### Given exercise
Using the records below, give the number of lines where the word "time" appears, with no further output.

· · · ·

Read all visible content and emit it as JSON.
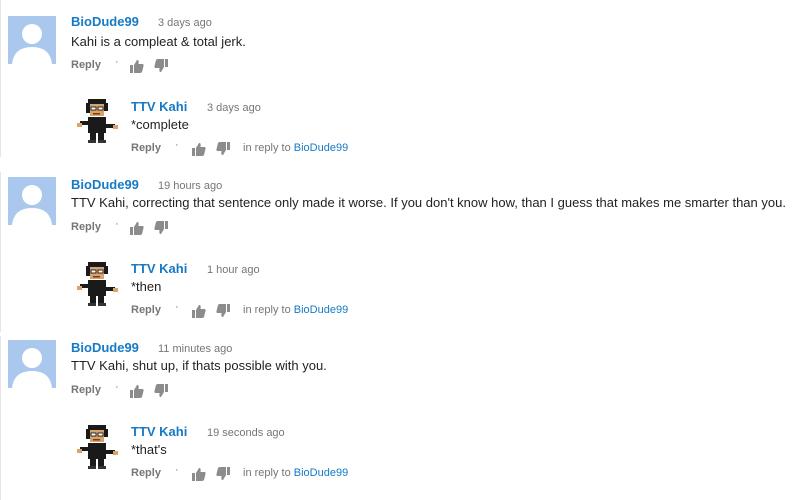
{
  "comments": [
    {
      "author": "BioDude99",
      "time": "3 days ago",
      "text": "Kahi is a compleat & total jerk.",
      "reply_label": "Reply"
    },
    {
      "author": "TTV Kahi",
      "time": "3 days ago",
      "text": "*complete",
      "reply_label": "Reply",
      "in_reply_prefix": "in reply to",
      "in_reply_to": "BioDude99"
    },
    {
      "author": "BioDude99",
      "time": "19 hours ago",
      "text": "TTV Kahi, correcting that sentence only made it worse. If you don't know how, than I guess that makes me smarter than you.",
      "reply_label": "Reply"
    },
    {
      "author": "TTV Kahi",
      "time": "1 hour ago",
      "text": "*then",
      "reply_label": "Reply",
      "in_reply_prefix": "in reply to",
      "in_reply_to": "BioDude99"
    },
    {
      "author": "BioDude99",
      "time": "11 minutes ago",
      "text": "TTV Kahi, shut up, if thats possible with you.",
      "reply_label": "Reply"
    },
    {
      "author": "TTV Kahi",
      "time": "19 seconds ago",
      "text": "*that's",
      "reply_label": "Reply",
      "in_reply_prefix": "in reply to",
      "in_reply_to": "BioDude99"
    }
  ],
  "icons": {
    "default_avatar": "default-avatar-silhouette",
    "pixel_avatar": "pixel-character-avatar",
    "like": "thumbs-up-icon",
    "dislike": "thumbs-down-icon"
  },
  "colors": {
    "author_link": "#167ac6",
    "meta_text": "#767676",
    "default_avatar_bg": "#aac8ee"
  }
}
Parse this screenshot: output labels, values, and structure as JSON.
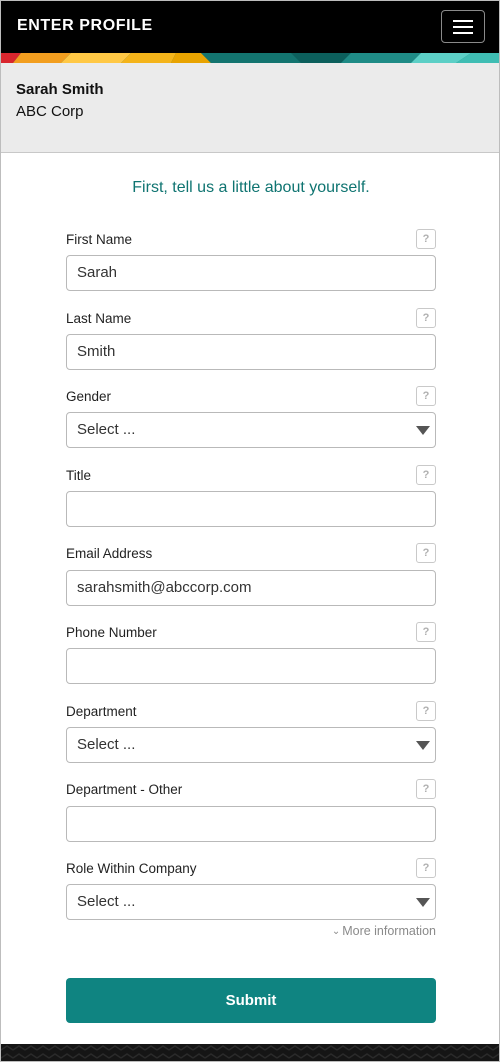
{
  "header": {
    "title": "ENTER PROFILE",
    "menu_icon": "hamburger-menu-icon",
    "background": "#000000"
  },
  "profile": {
    "name": "Sarah Smith",
    "company": "ABC Corp"
  },
  "form": {
    "intro": "First, tell us a little about yourself.",
    "help_label": "?",
    "fields": {
      "first_name": {
        "label": "First Name",
        "value": "Sarah"
      },
      "last_name": {
        "label": "Last Name",
        "value": "Smith"
      },
      "gender": {
        "label": "Gender",
        "value": "Select ..."
      },
      "title": {
        "label": "Title",
        "value": ""
      },
      "email": {
        "label": "Email Address",
        "value": "sarahsmith@abccorp.com"
      },
      "phone": {
        "label": "Phone Number",
        "value": ""
      },
      "department": {
        "label": "Department",
        "value": "Select ..."
      },
      "department_other": {
        "label": "Department - Other",
        "value": ""
      },
      "role": {
        "label": "Role Within Company",
        "value": "Select ..."
      }
    },
    "more_information": "More information",
    "submit_label": "Submit"
  },
  "colors": {
    "accent_teal": "#0f8481",
    "intro_text": "#0f7471",
    "profile_bg": "#ebebeb"
  }
}
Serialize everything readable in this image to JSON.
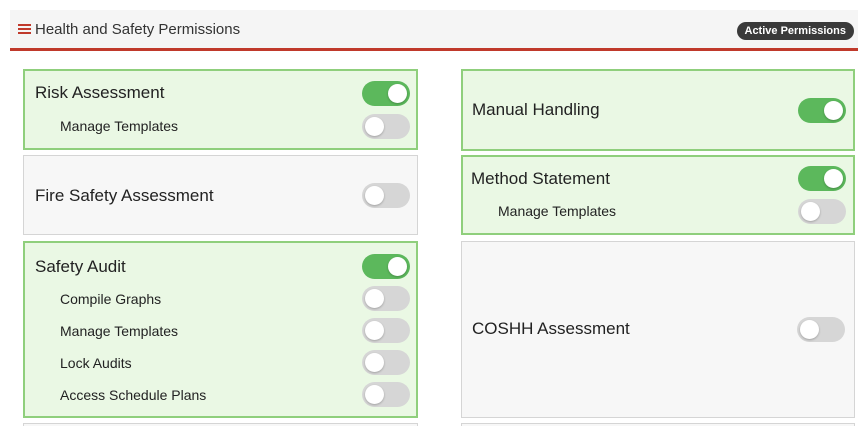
{
  "header": {
    "menu_icon": "hamburger-icon",
    "title": "Health and Safety Permissions",
    "badge": "Active Permissions",
    "accent_color": "#c0392b"
  },
  "colors": {
    "toggle_on": "#5cb85c",
    "toggle_off": "#d6d6d6",
    "card_on_bg": "#eaf8e4",
    "card_on_border": "#8fcf7c"
  },
  "left": {
    "risk_assessment": {
      "label": "Risk Assessment",
      "enabled": true,
      "manage_templates": {
        "label": "Manage Templates",
        "enabled": false
      }
    },
    "fire_safety": {
      "label": "Fire Safety Assessment",
      "enabled": false
    },
    "safety_audit": {
      "label": "Safety Audit",
      "enabled": true,
      "compile_graphs": {
        "label": "Compile Graphs",
        "enabled": false
      },
      "manage_templates": {
        "label": "Manage Templates",
        "enabled": false
      },
      "lock_audits": {
        "label": "Lock Audits",
        "enabled": false
      },
      "access_schedule_plans": {
        "label": "Access Schedule Plans",
        "enabled": false
      }
    }
  },
  "right": {
    "manual_handling": {
      "label": "Manual Handling",
      "enabled": true
    },
    "method_statement": {
      "label": "Method Statement",
      "enabled": true,
      "manage_templates": {
        "label": "Manage Templates",
        "enabled": false
      }
    },
    "coshh": {
      "label": "COSHH Assessment",
      "enabled": false
    }
  }
}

· · · ·

### Expected answer
6